(Dataset entries)

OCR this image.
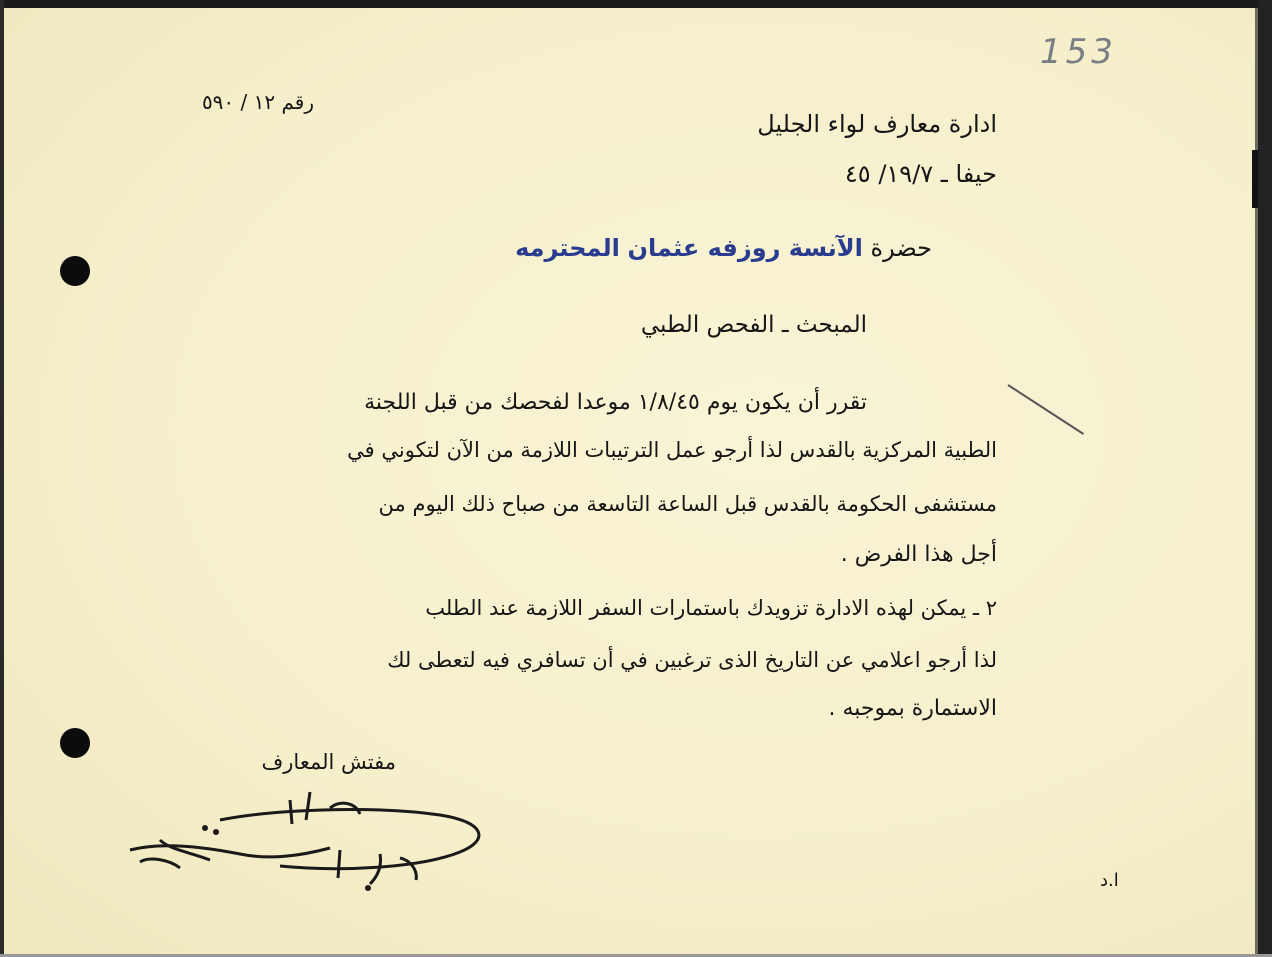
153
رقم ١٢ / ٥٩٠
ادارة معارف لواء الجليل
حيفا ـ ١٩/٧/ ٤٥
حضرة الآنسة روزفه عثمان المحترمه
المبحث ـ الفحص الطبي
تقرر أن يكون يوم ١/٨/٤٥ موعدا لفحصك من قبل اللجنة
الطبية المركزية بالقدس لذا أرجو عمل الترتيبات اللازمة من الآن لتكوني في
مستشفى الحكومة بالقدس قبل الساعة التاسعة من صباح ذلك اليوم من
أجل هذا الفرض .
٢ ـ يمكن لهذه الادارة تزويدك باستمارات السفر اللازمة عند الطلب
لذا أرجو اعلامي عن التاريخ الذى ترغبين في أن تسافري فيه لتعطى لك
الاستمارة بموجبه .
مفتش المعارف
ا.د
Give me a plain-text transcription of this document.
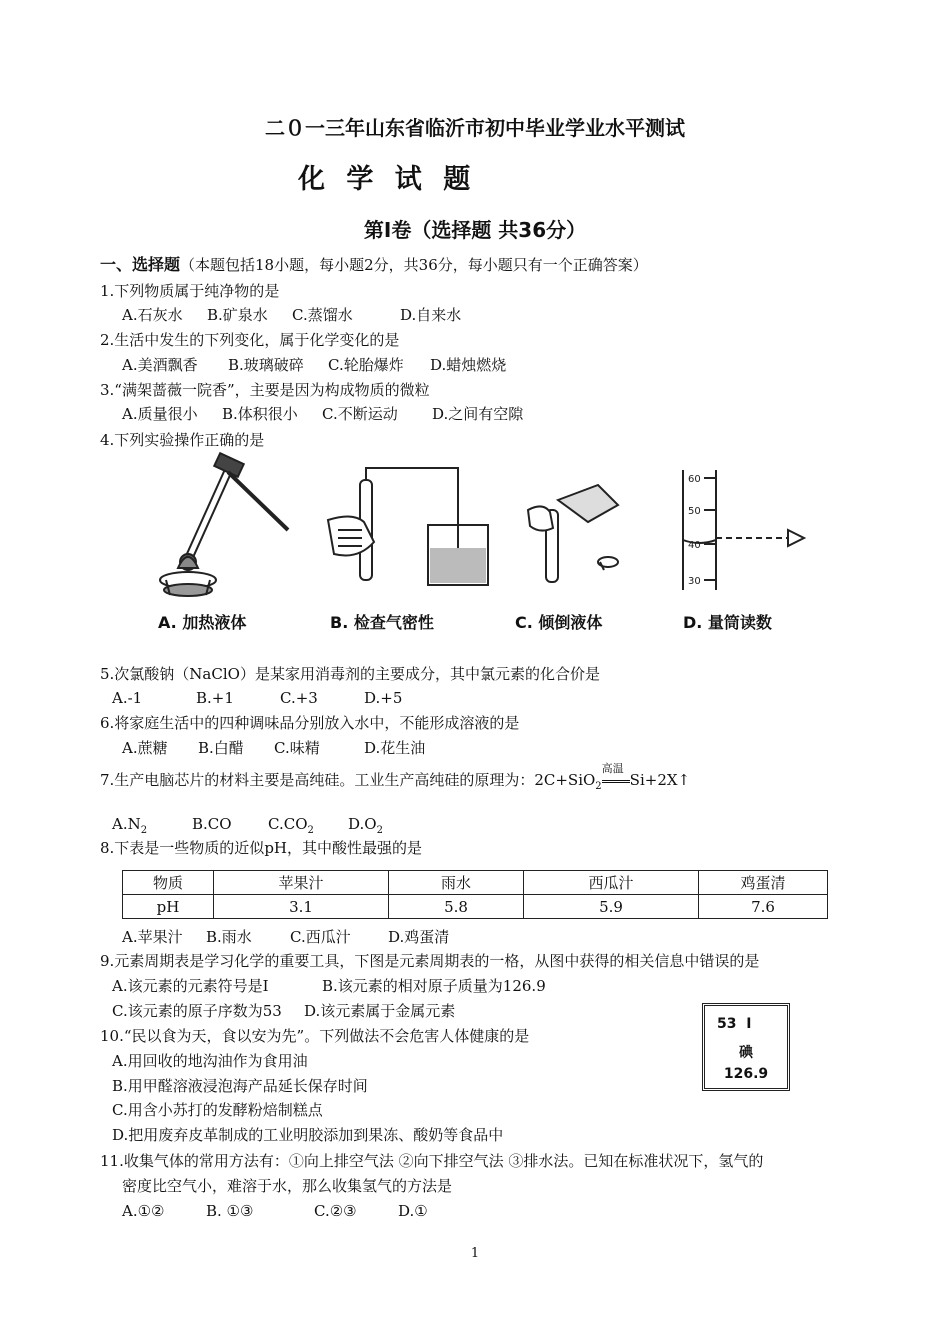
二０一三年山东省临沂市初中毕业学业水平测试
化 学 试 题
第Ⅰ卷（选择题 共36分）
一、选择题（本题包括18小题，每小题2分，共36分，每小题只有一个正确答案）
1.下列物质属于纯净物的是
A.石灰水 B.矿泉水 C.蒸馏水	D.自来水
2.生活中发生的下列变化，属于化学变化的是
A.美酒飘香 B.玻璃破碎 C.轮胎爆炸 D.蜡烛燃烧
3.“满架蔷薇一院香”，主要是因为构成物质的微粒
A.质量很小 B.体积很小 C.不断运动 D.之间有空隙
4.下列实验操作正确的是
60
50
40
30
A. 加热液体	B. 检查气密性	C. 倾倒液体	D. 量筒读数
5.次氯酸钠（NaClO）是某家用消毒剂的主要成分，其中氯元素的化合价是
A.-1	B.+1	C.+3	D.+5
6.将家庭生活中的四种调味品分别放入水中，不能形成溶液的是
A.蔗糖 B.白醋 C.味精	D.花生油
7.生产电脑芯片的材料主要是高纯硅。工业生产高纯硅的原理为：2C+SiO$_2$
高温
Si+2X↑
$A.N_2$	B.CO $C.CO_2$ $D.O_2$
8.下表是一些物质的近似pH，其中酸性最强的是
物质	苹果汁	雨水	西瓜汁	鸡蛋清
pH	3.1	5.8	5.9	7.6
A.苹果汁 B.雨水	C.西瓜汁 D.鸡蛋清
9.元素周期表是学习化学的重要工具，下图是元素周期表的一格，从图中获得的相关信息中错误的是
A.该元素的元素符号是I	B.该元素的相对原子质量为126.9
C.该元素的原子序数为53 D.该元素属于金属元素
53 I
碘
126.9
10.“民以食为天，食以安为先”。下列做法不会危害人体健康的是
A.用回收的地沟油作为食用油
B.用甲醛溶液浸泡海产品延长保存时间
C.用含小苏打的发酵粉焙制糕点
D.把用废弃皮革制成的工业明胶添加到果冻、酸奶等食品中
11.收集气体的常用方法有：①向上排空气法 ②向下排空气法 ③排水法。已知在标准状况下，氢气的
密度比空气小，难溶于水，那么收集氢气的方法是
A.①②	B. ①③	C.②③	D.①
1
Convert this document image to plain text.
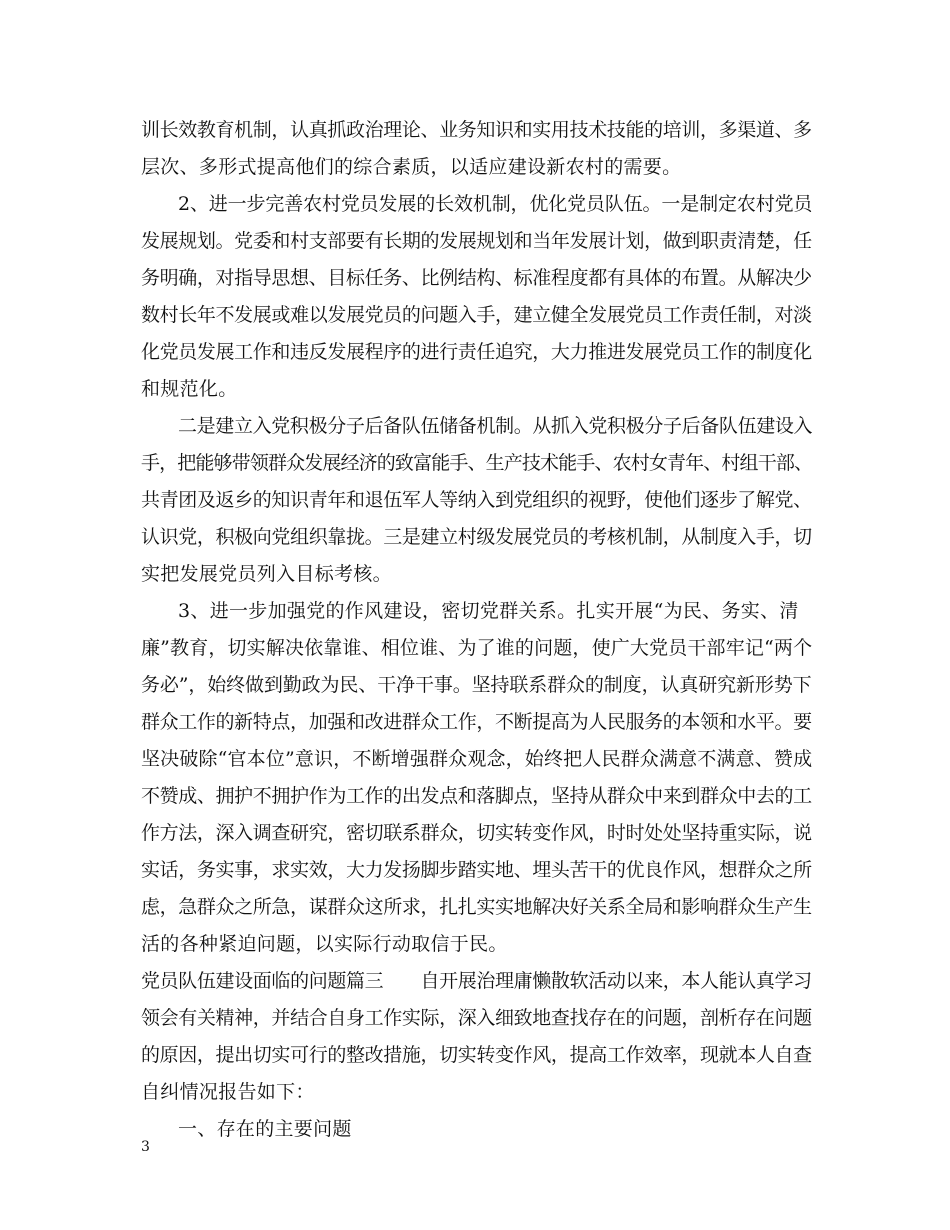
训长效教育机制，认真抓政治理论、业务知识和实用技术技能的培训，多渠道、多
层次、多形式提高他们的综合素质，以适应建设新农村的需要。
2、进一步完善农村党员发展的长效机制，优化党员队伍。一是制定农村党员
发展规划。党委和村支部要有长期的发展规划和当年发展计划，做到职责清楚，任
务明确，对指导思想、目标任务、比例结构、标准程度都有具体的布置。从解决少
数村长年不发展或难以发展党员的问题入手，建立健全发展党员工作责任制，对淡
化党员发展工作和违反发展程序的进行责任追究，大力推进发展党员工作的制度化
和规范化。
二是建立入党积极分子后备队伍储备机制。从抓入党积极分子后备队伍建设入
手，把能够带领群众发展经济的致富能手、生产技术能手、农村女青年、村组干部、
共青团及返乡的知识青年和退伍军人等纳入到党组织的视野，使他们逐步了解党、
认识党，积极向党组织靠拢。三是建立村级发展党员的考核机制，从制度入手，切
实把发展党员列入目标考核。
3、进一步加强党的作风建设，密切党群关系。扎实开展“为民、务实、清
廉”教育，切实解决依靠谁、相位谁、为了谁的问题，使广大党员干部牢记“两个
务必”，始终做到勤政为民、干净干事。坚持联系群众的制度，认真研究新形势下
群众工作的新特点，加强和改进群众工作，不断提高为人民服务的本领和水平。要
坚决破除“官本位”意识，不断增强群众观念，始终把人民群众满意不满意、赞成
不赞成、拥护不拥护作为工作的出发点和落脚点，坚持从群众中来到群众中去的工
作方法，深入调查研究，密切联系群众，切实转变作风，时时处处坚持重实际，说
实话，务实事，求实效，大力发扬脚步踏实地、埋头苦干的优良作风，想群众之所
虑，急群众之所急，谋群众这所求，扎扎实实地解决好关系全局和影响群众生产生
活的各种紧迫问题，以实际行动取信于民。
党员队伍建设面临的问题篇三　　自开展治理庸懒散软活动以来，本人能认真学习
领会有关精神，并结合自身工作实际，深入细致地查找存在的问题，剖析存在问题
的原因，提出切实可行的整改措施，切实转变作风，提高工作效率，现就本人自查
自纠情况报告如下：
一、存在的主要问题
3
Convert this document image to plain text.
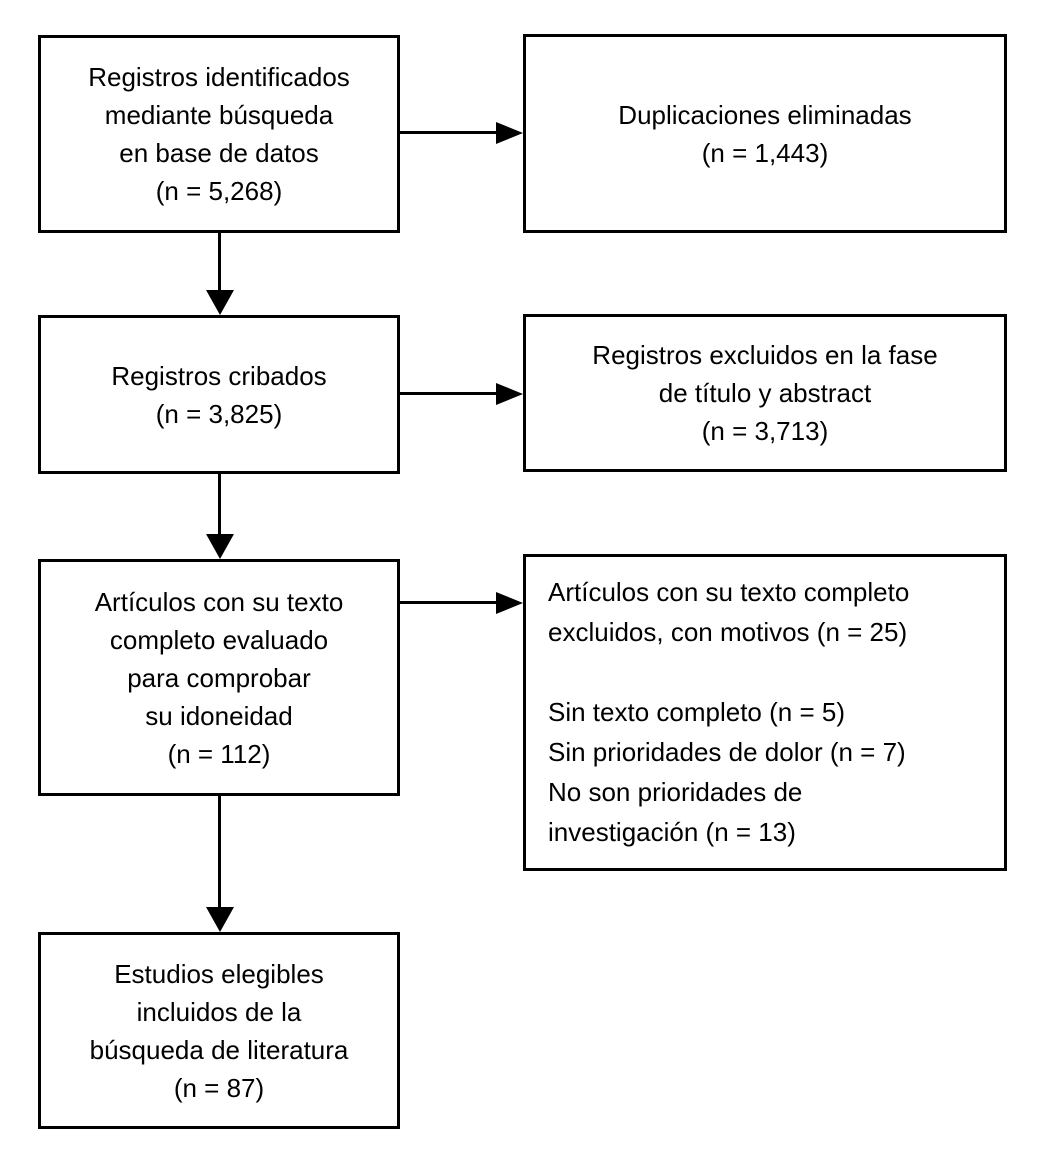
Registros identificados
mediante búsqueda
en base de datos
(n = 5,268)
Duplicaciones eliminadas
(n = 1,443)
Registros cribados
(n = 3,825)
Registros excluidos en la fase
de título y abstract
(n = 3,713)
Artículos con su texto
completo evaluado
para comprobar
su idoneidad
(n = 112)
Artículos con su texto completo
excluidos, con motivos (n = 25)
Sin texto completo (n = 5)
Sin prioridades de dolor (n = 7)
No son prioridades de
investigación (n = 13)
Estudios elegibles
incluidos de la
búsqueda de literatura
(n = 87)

→ PROBLEM DETAILS: Quote each record exactly as it stands, minus the pictures.

→ RESULT BELOW:
OCR this image.
153
رقم ١٢ / ٥٩٠
ادارة معارف لواء الجليل
حيفا ـ ١٩/٧/ ٤٥
حضرة الآنسة روزفه عثمان المحترمه
المبحث ـ الفحص الطبي
تقرر أن يكون يوم ١/٨/٤٥ موعدا لفحصك من قبل اللجنة
الطبية المركزية بالقدس لذا أرجو عمل الترتيبات اللازمة من الآن لتكوني في
مستشفى الحكومة بالقدس قبل الساعة التاسعة من صباح ذلك اليوم من
أجل هذا الفرض .
٢ ـ يمكن لهذه الادارة تزويدك باستمارات السفر اللازمة عند الطلب
لذا أرجو اعلامي عن التاريخ الذى ترغبين في أن تسافري فيه لتعطى لك
الاستمارة بموجبه .
مفتش المعارف
ا.د
Give me a plain-text transcription of this document.
二０一三年山东省临沂市初中毕业学业水平测试
化 学 试 题
第Ⅰ卷（选择题 共36分）
一、选择题（本题包括18小题，每小题2分，共36分，每小题只有一个正确答案）
1.下列物质属于纯净物的是
A.石灰水 B.矿泉水 C.蒸馏水	D.自来水
2.生活中发生的下列变化，属于化学变化的是
A.美酒飘香 B.玻璃破碎 C.轮胎爆炸 D.蜡烛燃烧
3.“满架蔷薇一院香”，主要是因为构成物质的微粒
A.质量很小 B.体积很小 C.不断运动 D.之间有空隙
4.下列实验操作正确的是
60
50
40
30
A. 加热液体	B. 检查气密性	C. 倾倒液体	D. 量筒读数
5.次氯酸钠（NaClO）是某家用消毒剂的主要成分，其中氯元素的化合价是
A.-1	B.+1	C.+3	D.+5
6.将家庭生活中的四种调味品分别放入水中，不能形成溶液的是
A.蔗糖 B.白醋 C.味精	D.花生油
7.生产电脑芯片的材料主要是高纯硅。工业生产高纯硅的原理为：2C+SiO$_2$
高温
Si+2X↑
$A.N_2$	B.CO $C.CO_2$ $D.O_2$
8.下表是一些物质的近似pH，其中酸性最强的是
物质	苹果汁	雨水	西瓜汁	鸡蛋清
pH	3.1	5.8	5.9	7.6
A.苹果汁 B.雨水	C.西瓜汁 D.鸡蛋清
9.元素周期表是学习化学的重要工具，下图是元素周期表的一格，从图中获得的相关信息中错误的是
A.该元素的元素符号是I	B.该元素的相对原子质量为126.9
C.该元素的原子序数为53 D.该元素属于金属元素
53 I
碘
126.9
10.“民以食为天，食以安为先”。下列做法不会危害人体健康的是
A.用回收的地沟油作为食用油
B.用甲醛溶液浸泡海产品延长保存时间
C.用含小苏打的发酵粉焙制糕点
D.把用废弃皮革制成的工业明胶添加到果冻、酸奶等食品中
11.收集气体的常用方法有：①向上排空气法 ②向下排空气法 ③排水法。已知在标准状况下，氢气的
密度比空气小，难溶于水，那么收集氢气的方法是
A.①②	B. ①③	C.②③	D.①
1
Convert this document image to plain text.
训长效教育机制，认真抓政治理论、业务知识和实用技术技能的培训，多渠道、多
层次、多形式提高他们的综合素质，以适应建设新农村的需要。
2、进一步完善农村党员发展的长效机制，优化党员队伍。一是制定农村党员
发展规划。党委和村支部要有长期的发展规划和当年发展计划，做到职责清楚，任
务明确，对指导思想、目标任务、比例结构、标准程度都有具体的布置。从解决少
数村长年不发展或难以发展党员的问题入手，建立健全发展党员工作责任制，对淡
化党员发展工作和违反发展程序的进行责任追究，大力推进发展党员工作的制度化
和规范化。
二是建立入党积极分子后备队伍储备机制。从抓入党积极分子后备队伍建设入
手，把能够带领群众发展经济的致富能手、生产技术能手、农村女青年、村组干部、
共青团及返乡的知识青年和退伍军人等纳入到党组织的视野，使他们逐步了解党、
认识党，积极向党组织靠拢。三是建立村级发展党员的考核机制，从制度入手，切
实把发展党员列入目标考核。
3、进一步加强党的作风建设，密切党群关系。扎实开展“为民、务实、清
廉”教育，切实解决依靠谁、相位谁、为了谁的问题，使广大党员干部牢记“两个
务必”，始终做到勤政为民、干净干事。坚持联系群众的制度，认真研究新形势下
群众工作的新特点，加强和改进群众工作，不断提高为人民服务的本领和水平。要
坚决破除“官本位”意识，不断增强群众观念，始终把人民群众满意不满意、赞成
不赞成、拥护不拥护作为工作的出发点和落脚点，坚持从群众中来到群众中去的工
作方法，深入调查研究，密切联系群众，切实转变作风，时时处处坚持重实际，说
实话，务实事，求实效，大力发扬脚步踏实地、埋头苦干的优良作风，想群众之所
虑，急群众之所急，谋群众这所求，扎扎实实地解决好关系全局和影响群众生产生
活的各种紧迫问题，以实际行动取信于民。
党员队伍建设面临的问题篇三　　自开展治理庸懒散软活动以来，本人能认真学习
领会有关精神，并结合自身工作实际，深入细致地查找存在的问题，剖析存在问题
的原因，提出切实可行的整改措施，切实转变作风，提高工作效率，现就本人自查
自纠情况报告如下：
一、存在的主要问题
3
Convert this document image to plain text.
Registros identificados
mediante búsqueda
en base de datos
(n = 5,268)
Duplicaciones eliminadas
(n = 1,443)
Registros cribados
(n = 3,825)
Registros excluidos en la fase
de título y abstract
(n = 3,713)
Artículos con su texto
completo evaluado
para comprobar
su idoneidad
(n = 112)
Artículos con su texto completo
excluidos, con motivos (n = 25)
Sin texto completo (n = 5)
Sin prioridades de dolor (n = 7)
No son prioridades de
investigación (n = 13)
Estudios elegibles
incluidos de la
búsqueda de literatura
(n = 87)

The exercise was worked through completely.